# [Your assignment]
Look through the lines below and copy each one that includes "jour".

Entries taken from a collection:

---------------

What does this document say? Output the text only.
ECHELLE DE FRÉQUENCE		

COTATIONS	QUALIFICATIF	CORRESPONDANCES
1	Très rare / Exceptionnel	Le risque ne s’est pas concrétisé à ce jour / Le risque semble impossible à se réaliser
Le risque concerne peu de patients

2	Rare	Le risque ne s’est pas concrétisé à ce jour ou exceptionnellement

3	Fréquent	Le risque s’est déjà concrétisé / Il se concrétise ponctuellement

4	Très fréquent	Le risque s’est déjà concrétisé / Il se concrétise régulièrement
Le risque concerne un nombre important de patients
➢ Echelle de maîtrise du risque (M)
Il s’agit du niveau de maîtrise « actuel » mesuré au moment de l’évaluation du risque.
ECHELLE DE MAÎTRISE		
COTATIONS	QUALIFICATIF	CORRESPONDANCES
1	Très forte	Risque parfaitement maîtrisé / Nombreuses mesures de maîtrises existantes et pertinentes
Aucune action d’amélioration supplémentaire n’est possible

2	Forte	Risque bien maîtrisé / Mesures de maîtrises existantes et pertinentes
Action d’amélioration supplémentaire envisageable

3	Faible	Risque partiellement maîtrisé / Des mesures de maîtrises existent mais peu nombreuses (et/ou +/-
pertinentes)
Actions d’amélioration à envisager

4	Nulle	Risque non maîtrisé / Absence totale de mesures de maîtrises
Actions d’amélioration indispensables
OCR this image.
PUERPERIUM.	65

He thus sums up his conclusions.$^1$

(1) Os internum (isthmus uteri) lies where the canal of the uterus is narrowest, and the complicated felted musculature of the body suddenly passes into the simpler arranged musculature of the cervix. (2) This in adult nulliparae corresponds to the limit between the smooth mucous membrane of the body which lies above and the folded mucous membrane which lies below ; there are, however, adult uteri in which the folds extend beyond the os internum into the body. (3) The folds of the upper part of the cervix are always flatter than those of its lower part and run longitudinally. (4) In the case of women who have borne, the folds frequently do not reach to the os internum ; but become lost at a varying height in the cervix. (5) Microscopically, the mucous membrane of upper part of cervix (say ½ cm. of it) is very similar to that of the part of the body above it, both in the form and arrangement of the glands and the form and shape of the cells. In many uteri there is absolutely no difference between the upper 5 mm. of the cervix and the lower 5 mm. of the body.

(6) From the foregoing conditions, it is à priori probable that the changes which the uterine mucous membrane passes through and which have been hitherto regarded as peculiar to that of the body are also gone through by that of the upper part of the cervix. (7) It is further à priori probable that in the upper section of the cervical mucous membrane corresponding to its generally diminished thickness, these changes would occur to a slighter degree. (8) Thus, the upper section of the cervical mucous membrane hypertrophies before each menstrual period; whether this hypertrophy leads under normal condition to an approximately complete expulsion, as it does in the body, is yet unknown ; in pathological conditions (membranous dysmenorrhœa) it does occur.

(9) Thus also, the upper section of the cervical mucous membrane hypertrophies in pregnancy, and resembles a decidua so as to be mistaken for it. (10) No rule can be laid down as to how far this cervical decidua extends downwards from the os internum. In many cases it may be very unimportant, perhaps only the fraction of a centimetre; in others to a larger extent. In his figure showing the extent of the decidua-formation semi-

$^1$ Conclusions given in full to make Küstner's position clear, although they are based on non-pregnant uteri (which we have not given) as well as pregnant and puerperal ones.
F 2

---------------

# [The answer]
1	Très rare / Exceptionnel	Le risque ne s’est pas concrétisé à ce jour / Le risque semble impossible à se réaliser
2	Rare	Le risque ne s’est pas concrétisé à ce jour ou exceptionnellement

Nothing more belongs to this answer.